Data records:
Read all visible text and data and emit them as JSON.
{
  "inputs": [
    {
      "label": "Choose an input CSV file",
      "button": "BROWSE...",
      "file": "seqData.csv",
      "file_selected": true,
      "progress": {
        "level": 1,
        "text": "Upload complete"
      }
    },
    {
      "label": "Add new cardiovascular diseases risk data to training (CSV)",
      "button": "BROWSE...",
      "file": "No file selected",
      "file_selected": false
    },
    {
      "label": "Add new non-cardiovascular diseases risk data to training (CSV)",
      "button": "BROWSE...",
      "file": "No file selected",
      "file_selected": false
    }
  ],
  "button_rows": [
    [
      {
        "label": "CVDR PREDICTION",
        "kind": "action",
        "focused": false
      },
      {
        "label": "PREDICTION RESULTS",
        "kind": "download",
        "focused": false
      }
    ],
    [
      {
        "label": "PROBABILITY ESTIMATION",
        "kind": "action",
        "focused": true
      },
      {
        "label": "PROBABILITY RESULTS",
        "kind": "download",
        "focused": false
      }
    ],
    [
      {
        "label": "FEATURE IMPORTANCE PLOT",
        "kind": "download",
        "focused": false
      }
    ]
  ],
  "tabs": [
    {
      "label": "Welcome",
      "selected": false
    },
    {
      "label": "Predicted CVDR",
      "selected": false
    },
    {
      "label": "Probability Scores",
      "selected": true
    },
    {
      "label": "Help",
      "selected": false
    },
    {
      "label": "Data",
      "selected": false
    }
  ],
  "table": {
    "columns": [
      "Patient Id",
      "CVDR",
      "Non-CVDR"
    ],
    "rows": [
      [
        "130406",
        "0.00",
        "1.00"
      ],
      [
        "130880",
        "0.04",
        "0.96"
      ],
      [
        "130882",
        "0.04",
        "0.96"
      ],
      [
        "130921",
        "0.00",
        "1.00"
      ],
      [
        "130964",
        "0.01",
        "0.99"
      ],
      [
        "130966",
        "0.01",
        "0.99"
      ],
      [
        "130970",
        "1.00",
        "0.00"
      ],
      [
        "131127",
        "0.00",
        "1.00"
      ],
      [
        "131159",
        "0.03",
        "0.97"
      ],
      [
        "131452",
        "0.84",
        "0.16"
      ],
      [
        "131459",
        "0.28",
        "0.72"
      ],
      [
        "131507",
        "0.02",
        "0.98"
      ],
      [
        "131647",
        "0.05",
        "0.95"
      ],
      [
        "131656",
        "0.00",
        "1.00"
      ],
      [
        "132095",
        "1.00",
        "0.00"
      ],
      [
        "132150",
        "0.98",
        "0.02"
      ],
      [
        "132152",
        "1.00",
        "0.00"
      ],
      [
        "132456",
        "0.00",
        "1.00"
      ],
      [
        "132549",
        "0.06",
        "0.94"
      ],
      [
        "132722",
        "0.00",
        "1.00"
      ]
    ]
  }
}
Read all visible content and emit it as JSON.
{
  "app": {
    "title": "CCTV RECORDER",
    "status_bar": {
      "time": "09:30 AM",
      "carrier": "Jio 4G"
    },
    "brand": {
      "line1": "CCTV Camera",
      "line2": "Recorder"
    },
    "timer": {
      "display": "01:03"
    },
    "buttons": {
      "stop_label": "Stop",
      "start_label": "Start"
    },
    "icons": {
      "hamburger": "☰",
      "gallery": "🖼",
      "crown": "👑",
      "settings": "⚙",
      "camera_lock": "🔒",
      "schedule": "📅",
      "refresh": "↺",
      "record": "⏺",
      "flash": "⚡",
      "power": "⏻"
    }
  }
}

◆ **Brief**:
Find how many of the lines above have the word "CCTV" in them. State only that number.

◆ **Result below**:
2